- Goal of the exercise
Quote every line as given.

[Records contained in a dataset]
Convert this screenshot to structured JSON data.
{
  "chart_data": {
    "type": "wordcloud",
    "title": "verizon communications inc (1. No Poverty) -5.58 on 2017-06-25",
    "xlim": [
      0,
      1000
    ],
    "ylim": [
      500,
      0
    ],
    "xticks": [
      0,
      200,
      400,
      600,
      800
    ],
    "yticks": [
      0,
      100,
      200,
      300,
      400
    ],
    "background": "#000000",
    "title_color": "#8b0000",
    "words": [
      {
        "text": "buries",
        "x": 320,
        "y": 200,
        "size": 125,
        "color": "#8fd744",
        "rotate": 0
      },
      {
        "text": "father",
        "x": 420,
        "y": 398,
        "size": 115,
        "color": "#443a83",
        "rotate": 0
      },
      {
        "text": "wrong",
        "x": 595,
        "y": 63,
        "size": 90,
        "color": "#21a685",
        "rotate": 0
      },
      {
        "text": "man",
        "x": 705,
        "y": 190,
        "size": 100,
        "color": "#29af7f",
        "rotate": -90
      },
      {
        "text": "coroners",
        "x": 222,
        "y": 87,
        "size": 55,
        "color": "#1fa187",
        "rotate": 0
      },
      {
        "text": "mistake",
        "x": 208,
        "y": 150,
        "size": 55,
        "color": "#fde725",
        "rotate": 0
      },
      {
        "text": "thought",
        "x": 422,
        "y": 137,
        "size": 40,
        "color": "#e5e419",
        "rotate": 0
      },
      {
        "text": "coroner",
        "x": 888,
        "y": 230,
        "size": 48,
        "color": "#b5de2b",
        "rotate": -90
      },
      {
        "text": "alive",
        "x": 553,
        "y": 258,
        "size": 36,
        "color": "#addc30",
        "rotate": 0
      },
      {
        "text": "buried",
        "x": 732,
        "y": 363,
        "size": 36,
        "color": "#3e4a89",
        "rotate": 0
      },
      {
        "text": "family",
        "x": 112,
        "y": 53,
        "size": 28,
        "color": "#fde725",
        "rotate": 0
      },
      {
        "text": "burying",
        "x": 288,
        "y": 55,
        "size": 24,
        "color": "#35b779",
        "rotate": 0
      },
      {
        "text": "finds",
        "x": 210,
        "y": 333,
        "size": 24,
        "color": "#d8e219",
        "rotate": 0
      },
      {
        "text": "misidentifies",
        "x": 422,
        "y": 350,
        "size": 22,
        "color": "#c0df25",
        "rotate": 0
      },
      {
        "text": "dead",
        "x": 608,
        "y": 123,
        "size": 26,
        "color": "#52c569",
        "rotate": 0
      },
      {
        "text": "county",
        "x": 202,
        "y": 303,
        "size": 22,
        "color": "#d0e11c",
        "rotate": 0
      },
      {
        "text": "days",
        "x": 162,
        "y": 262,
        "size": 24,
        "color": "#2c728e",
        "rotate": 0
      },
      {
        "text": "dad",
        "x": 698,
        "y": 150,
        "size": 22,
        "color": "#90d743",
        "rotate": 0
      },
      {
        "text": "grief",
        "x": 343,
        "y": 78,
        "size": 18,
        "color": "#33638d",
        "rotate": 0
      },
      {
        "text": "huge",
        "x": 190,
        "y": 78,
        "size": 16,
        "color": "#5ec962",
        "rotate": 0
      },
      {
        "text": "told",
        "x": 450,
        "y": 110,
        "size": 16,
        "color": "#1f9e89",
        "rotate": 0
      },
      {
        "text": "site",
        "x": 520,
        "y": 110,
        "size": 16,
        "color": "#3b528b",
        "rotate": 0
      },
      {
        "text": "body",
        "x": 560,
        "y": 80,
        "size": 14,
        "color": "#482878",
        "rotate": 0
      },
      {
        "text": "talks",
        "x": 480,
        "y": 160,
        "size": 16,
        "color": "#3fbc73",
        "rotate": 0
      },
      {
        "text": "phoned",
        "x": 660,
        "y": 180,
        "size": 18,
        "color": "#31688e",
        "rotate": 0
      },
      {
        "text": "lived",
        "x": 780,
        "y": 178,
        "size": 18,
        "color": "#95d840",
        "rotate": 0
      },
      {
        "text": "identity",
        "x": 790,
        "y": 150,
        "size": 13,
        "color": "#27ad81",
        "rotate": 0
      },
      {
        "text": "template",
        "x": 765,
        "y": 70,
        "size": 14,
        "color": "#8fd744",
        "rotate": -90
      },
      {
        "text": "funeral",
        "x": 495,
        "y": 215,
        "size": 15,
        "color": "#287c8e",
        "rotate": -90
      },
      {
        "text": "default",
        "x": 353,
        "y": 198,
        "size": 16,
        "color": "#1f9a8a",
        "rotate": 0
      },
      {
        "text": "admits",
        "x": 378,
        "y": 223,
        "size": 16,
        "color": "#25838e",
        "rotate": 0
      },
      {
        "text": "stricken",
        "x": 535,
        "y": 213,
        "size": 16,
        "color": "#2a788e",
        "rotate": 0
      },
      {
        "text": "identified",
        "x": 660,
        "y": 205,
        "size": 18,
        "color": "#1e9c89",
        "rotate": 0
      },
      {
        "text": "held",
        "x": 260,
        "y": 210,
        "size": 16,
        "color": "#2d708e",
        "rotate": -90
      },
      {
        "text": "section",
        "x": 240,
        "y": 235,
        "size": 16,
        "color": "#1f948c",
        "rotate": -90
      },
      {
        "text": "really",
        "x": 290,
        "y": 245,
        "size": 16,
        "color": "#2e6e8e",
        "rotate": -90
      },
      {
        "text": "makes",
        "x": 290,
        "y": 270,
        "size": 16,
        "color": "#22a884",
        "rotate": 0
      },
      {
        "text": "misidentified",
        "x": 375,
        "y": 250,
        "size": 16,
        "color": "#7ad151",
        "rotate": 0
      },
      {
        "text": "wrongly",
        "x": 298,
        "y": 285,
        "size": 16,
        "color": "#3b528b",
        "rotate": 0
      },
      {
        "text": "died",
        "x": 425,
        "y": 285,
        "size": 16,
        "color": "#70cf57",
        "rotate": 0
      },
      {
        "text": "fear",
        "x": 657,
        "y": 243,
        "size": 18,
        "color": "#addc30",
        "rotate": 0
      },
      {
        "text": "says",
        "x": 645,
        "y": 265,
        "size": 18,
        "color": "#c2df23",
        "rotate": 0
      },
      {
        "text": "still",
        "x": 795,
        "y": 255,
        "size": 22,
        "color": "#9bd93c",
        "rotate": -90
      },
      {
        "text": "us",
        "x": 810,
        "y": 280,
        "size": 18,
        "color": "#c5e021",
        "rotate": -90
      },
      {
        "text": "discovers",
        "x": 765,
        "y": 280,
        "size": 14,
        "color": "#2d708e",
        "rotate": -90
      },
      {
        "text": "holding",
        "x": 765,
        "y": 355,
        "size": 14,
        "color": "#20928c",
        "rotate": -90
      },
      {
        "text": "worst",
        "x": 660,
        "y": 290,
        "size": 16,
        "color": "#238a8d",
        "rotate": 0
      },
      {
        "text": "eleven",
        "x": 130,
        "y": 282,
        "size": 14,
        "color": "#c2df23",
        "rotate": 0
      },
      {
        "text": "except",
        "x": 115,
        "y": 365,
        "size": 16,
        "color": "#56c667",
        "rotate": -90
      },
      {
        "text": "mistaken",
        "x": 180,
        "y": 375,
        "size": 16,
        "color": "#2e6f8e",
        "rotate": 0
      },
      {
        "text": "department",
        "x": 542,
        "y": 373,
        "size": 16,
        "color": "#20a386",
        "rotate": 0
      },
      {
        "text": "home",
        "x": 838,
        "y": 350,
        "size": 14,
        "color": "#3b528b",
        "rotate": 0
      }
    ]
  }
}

- Correct answer
Convert this screenshot to structured JSON data.
{
  "chart_data": {
    "type": "wordcloud",
    "title": "verizon communications inc (1. No Poverty) -5.58 on 2017-06-25",
    "xlim": [
      0,
      1000
    ],
    "ylim": [
      500,
      0
    ],
    "xticks": [
      0,
      200,
      400,
      600,
      800
    ],
    "yticks": [
      0,
      100,
      200,
      300,
      400
    ],
    "background": "#000000",
    "title_color": "#8b0000",
    "words": [
      {
        "text": "buries",
        "x": 320,
        "y": 200,
        "size": 125,
        "color": "#8fd744",
        "rotate": 0
      },
      {
        "text": "father",
        "x": 420,
        "y": 398,
        "size": 115,
        "color": "#443a83",
        "rotate": 0
      },
      {
        "text": "wrong",
        "x": 595,
        "y": 63,
        "size": 90,
        "color": "#21a685",
        "rotate": 0
      },
      {
        "text": "man",
        "x": 705,
        "y": 190,
        "size": 100,
        "color": "#29af7f",
        "rotate": -90
      },
      {
        "text": "coroners",
        "x": 222,
        "y": 87,
        "size": 55,
        "color": "#1fa187",
        "rotate": 0
      },
      {
        "text": "mistake",
        "x": 208,
        "y": 150,
        "size": 55,
        "color": "#fde725",
        "rotate": 0
      },
      {
        "text": "thought",
        "x": 422,
        "y": 137,
        "size": 40,
        "color": "#e5e419",
        "rotate": 0
      },
      {
        "text": "coroner",
        "x": 888,
        "y": 230,
        "size": 48,
        "color": "#b5de2b",
        "rotate": -90
      },
      {
        "text": "alive",
        "x": 553,
        "y": 258,
        "size": 36,
        "color": "#addc30",
        "rotate": 0
      },
      {
        "text": "buried",
        "x": 732,
        "y": 363,
        "size": 36,
        "color": "#3e4a89",
        "rotate": 0
      },
      {
        "text": "family",
        "x": 112,
        "y": 53,
        "size": 28,
        "color": "#fde725",
        "rotate": 0
      },
      {
        "text": "burying",
        "x": 288,
        "y": 55,
        "size": 24,
        "color": "#35b779",
        "rotate": 0
      },
      {
        "text": "finds",
        "x": 210,
        "y": 333,
        "size": 24,
        "color": "#d8e219",
        "rotate": 0
      },
      {
        "text": "misidentifies",
        "x": 422,
        "y": 350,
        "size": 22,
        "color": "#c0df25",
        "rotate": 0
      },
      {
        "text": "dead",
        "x": 608,
        "y": 123,
        "size": 26,
        "color": "#52c569",
        "rotate": 0
      },
      {
        "text": "county",
        "x": 202,
        "y": 303,
        "size": 22,
        "color": "#d0e11c",
        "rotate": 0
      },
      {
        "text": "days",
        "x": 162,
        "y": 262,
        "size": 24,
        "color": "#2c728e",
        "rotate": 0
      },
      {
        "text": "dad",
        "x": 698,
        "y": 150,
        "size": 22,
        "color": "#90d743",
        "rotate": 0
      },
      {
        "text": "grief",
        "x": 343,
        "y": 78,
        "size": 18,
        "color": "#33638d",
        "rotate": 0
      },
      {
        "text": "huge",
        "x": 190,
        "y": 78,
        "size": 16,
        "color": "#5ec962",
        "rotate": 0
      },
      {
        "text": "told",
        "x": 450,
        "y": 110,
        "size": 16,
        "color": "#1f9e89",
        "rotate": 0
      },
      {
        "text": "site",
        "x": 520,
        "y": 110,
        "size": 16,
        "color": "#3b528b",
        "rotate": 0
      },
      {
        "text": "body",
        "x": 560,
        "y": 80,
        "size": 14,
        "color": "#482878",
        "rotate": 0
      },
      {
        "text": "talks",
        "x": 480,
        "y": 160,
        "size": 16,
        "color": "#3fbc73",
        "rotate": 0
      },
      {
        "text": "phoned",
        "x": 660,
        "y": 180,
        "size": 18,
        "color": "#31688e",
        "rotate": 0
      },
      {
        "text": "lived",
        "x": 780,
        "y": 178,
        "size": 18,
        "color": "#95d840",
        "rotate": 0
      },
      {
        "text": "identity",
        "x": 790,
        "y": 150,
        "size": 13,
        "color": "#27ad81",
        "rotate": 0
      },
      {
        "text": "template",
        "x": 765,
        "y": 70,
        "size": 14,
        "color": "#8fd744",
        "rotate": -90
      },
      {
        "text": "funeral",
        "x": 495,
        "y": 215,
        "size": 15,
        "color": "#287c8e",
        "rotate": -90
      },
      {
        "text": "default",
        "x": 353,
        "y": 198,
        "size": 16,
        "color": "#1f9a8a",
        "rotate": 0
      },
      {
        "text": "admits",
        "x": 378,
        "y": 223,
        "size": 16,
        "color": "#25838e",
        "rotate": 0
      },
      {
        "text": "stricken",
        "x": 535,
        "y": 213,
        "size": 16,
        "color": "#2a788e",
        "rotate": 0
      },
      {
        "text": "identified",
        "x": 660,
        "y": 205,
        "size": 18,
        "color": "#1e9c89",
        "rotate": 0
      },
      {
        "text": "held",
        "x": 260,
        "y": 210,
        "size": 16,
        "color": "#2d708e",
        "rotate": -90
      },
      {
        "text": "section",
        "x": 240,
        "y": 235,
        "size": 16,
        "color": "#1f948c",
        "rotate": -90
      },
      {
        "text": "really",
        "x": 290,
        "y": 245,
        "size": 16,
        "color": "#2e6e8e",
        "rotate": -90
      },
      {
        "text": "makes",
        "x": 290,
        "y": 270,
        "size": 16,
        "color": "#22a884",
        "rotate": 0
      },
      {
        "text": "misidentified",
        "x": 375,
        "y": 250,
        "size": 16,
        "color": "#7ad151",
        "rotate": 0
      },
      {
        "text": "wrongly",
        "x": 298,
        "y": 285,
        "size": 16,
        "color": "#3b528b",
        "rotate": 0
      },
      {
        "text": "died",
        "x": 425,
        "y": 285,
        "size": 16,
        "color": "#70cf57",
        "rotate": 0
      },
      {
        "text": "fear",
        "x": 657,
        "y": 243,
        "size": 18,
        "color": "#addc30",
        "rotate": 0
      },
      {
        "text": "says",
        "x": 645,
        "y": 265,
        "size": 18,
        "color": "#c2df23",
        "rotate": 0
      },
      {
        "text": "still",
        "x": 795,
        "y": 255,
        "size": 22,
        "color": "#9bd93c",
        "rotate": -90
      },
      {
        "text": "us",
        "x": 810,
        "y": 280,
        "size": 18,
        "color": "#c5e021",
        "rotate": -90
      },
      {
        "text": "discovers",
        "x": 765,
        "y": 280,
        "size": 14,
        "color": "#2d708e",
        "rotate": -90
      },
      {
        "text": "holding",
        "x": 765,
        "y": 355,
        "size": 14,
        "color": "#20928c",
        "rotate": -90
      },
      {
        "text": "worst",
        "x": 660,
        "y": 290,
        "size": 16,
        "color": "#238a8d",
        "rotate": 0
      },
      {
        "text": "eleven",
        "x": 130,
        "y": 282,
        "size": 14,
        "color": "#c2df23",
        "rotate": 0
      },
      {
        "text": "except",
        "x": 115,
        "y": 365,
        "size": 16,
        "color": "#56c667",
        "rotate": -90
      },
      {
        "text": "mistaken",
        "x": 180,
        "y": 375,
        "size": 16,
        "color": "#2e6f8e",
        "rotate": 0
      },
      {
        "text": "department",
        "x": 542,
        "y": 373,
        "size": 16,
        "color": "#20a386",
        "rotate": 0
      },
      {
        "text": "home",
        "x": 838,
        "y": 350,
        "size": 14,
        "color": "#3b528b",
        "rotate": 0
      }
    ]
  }
}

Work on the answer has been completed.